- **EXERCISE OBJECTIVE**
Find the string "实行物业管理" in the listing and report every line that has it.

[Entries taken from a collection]
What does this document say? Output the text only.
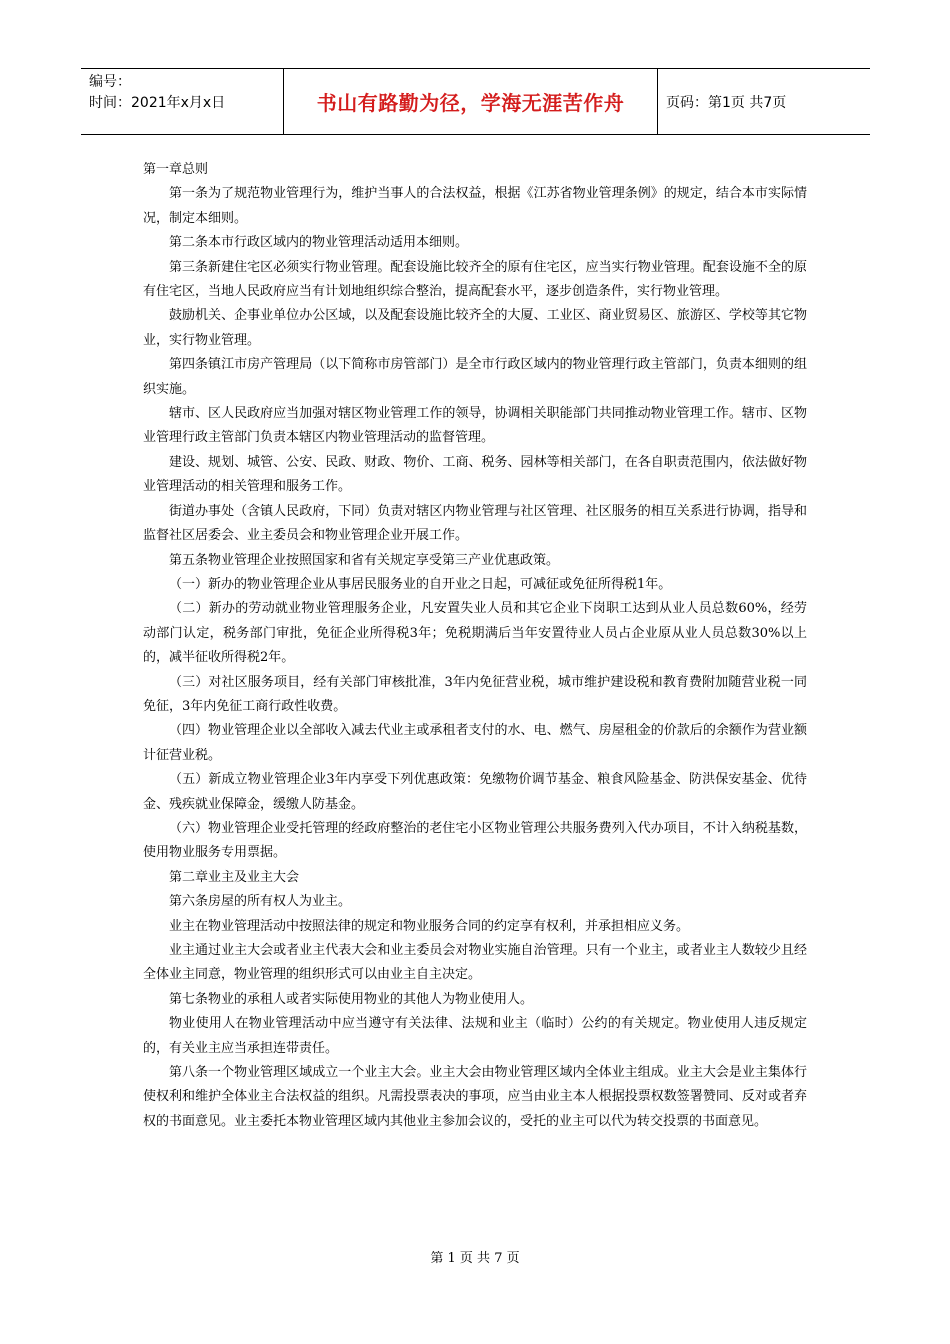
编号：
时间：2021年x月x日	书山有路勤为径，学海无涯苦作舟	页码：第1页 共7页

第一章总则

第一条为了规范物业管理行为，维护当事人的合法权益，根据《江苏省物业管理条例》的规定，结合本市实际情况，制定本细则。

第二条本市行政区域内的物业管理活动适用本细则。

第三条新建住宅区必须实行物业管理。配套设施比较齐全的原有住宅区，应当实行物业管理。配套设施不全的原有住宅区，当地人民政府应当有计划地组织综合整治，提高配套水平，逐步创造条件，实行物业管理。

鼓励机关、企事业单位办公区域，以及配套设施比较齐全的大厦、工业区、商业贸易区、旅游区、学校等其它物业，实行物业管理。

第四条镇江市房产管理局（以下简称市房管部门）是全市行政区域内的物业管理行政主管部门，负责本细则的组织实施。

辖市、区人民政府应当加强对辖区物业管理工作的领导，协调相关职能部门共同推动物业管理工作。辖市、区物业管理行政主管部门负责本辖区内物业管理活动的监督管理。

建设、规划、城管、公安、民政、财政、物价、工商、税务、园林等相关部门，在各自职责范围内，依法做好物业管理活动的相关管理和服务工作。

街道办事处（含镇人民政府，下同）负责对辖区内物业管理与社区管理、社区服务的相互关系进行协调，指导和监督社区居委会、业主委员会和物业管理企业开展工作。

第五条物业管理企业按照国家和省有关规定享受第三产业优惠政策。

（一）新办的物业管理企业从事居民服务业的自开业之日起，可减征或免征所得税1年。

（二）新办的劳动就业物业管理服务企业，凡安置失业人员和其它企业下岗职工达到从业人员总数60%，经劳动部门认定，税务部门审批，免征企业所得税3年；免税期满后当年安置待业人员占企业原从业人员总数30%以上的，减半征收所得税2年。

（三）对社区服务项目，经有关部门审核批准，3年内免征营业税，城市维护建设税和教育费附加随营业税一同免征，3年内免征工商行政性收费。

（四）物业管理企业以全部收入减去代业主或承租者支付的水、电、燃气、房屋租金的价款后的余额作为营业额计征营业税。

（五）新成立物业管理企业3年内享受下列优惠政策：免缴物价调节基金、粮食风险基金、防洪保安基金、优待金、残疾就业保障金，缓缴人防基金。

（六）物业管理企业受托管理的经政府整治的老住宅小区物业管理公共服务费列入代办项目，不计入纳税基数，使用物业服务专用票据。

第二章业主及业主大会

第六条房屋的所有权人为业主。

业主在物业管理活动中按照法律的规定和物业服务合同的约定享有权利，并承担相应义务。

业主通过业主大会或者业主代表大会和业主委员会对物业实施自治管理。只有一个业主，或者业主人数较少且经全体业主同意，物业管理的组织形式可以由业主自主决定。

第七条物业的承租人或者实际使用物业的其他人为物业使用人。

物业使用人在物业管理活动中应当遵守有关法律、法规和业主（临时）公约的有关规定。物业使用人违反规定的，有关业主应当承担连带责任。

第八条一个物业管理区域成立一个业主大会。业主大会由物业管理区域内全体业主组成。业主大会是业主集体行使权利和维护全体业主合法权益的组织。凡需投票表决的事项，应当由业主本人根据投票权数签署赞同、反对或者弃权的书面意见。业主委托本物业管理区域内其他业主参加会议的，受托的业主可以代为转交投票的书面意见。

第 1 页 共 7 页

- **SOLVED PROBLEM**
第三条新建住宅区必须实行物业管理。配套设施比较齐全的原有住宅区，应当实行物业管理。配套设施不全的原有住宅区，当地人民政府应当有计划地组织综合整治，提高配套水平，逐步创造条件，实行物业管理。
鼓励机关、企事业单位办公区域，以及配套设施比较齐全的大厦、工业区、商业贸易区、旅游区、学校等其它物业，实行物业管理。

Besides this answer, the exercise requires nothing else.